Requirements >> Extract, exactly as written, the line that contains "Output the text content of this document." and all lines after it through the end of the records. Omit pictures.

Task inputs >>
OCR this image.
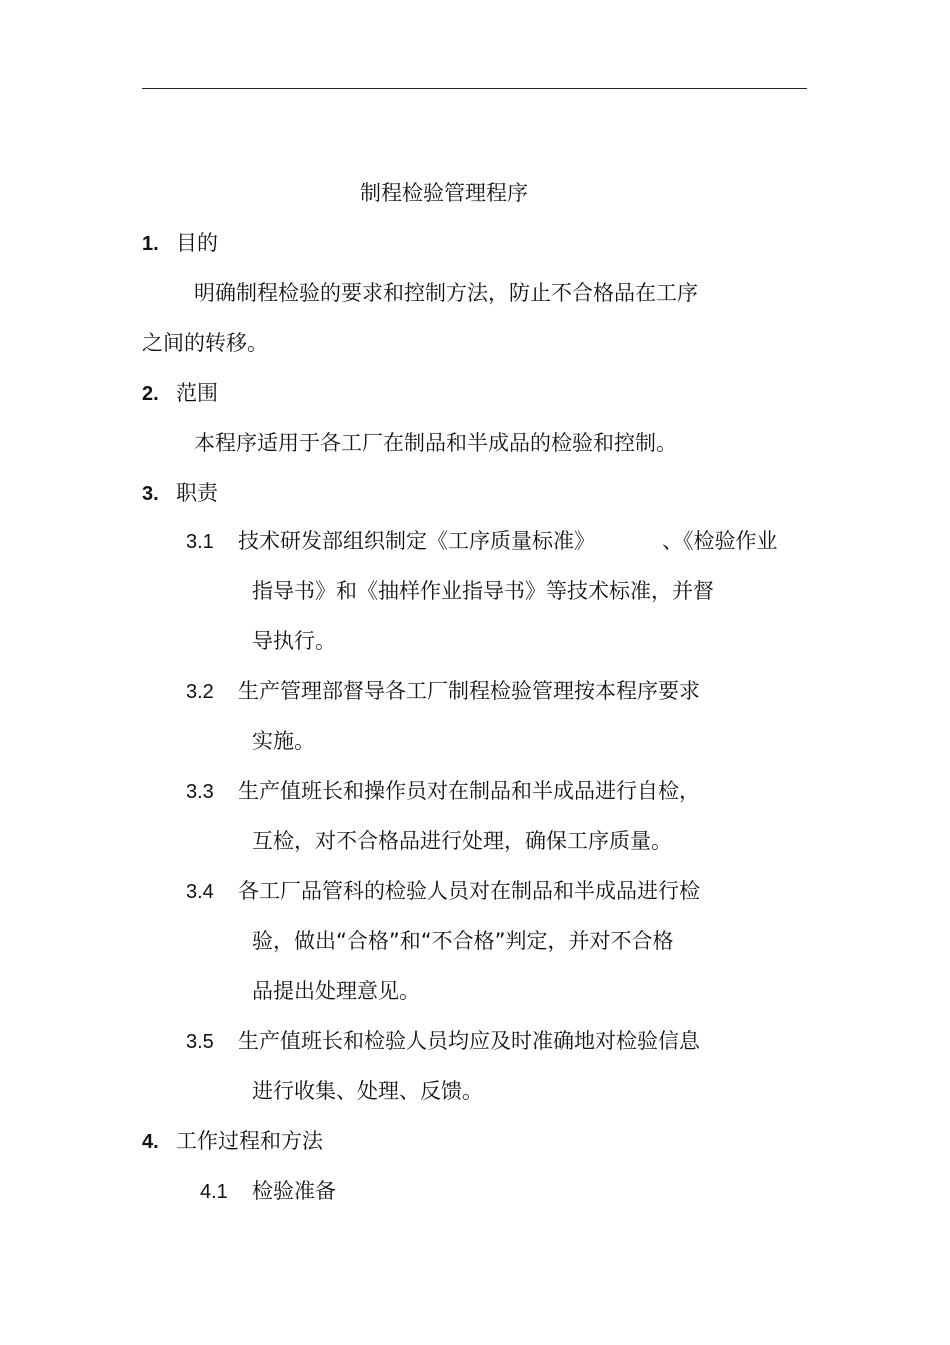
制程检验管理程序
1. 目的
明确制程检验的要求和控制方法，防止不合格品在工序
之间的转移。
2. 范围
本程序适用于各工厂在制品和半成品的检验和控制。
3. 职责
3.1 技术研发部组织制定《工序质量标准》	、《检验作业
指导书》和《抽样作业指导书》等技术标准，并督
导执行。
3.2 生产管理部督导各工厂制程检验管理按本程序要求
实施。
3.3 生产值班长和操作员对在制品和半成品进行自检，
互检，对不合格品进行处理，确保工序质量。
3.4 各工厂品管科的检验人员对在制品和半成品进行检
验，做出“合格”和“不合格”判定，并对不合格
品提出处理意见。
3.5 生产值班长和检验人员均应及时准确地对检验信息
进行收集、处理、反馈。
4. 工作过程和方法
4.1 检验准备
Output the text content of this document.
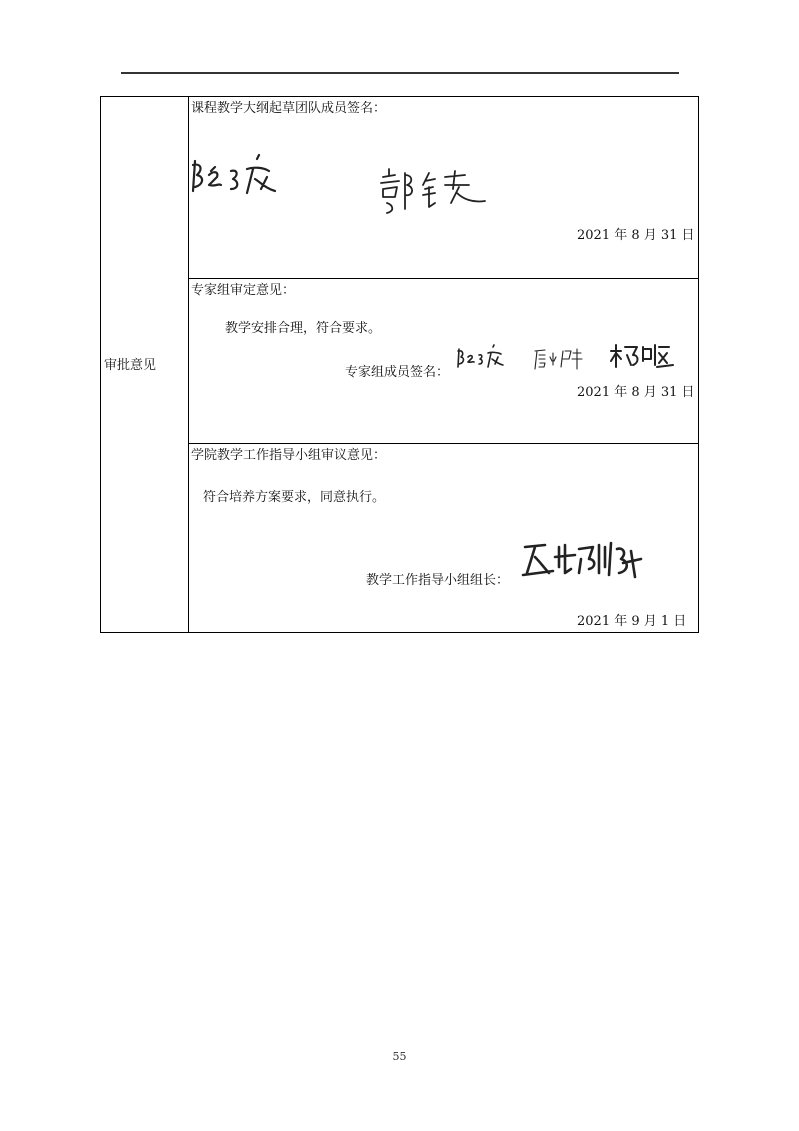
审批意见
课程教学大纲起草团队成员签名：
2021 年 8 月 31 日
专家组审定意见：
教学安排合理，符合要求。
专家组成员签名：
2021 年 8 月 31 日
学院教学工作指导小组审议意见：
符合培养方案要求，同意执行。
教学工作指导小组组长：
2021 年 9 月 1 日
55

Task result >>
Output the text content of this document.
审批意见
课程教学大纲起草团队成员签名：
2021 年 8 月 31 日
专家组审定意见：
教学安排合理，符合要求。
专家组成员签名：
2021 年 8 月 31 日
学院教学工作指导小组审议意见：
符合培养方案要求，同意执行。
教学工作指导小组组长：
2021 年 9 月 1 日
55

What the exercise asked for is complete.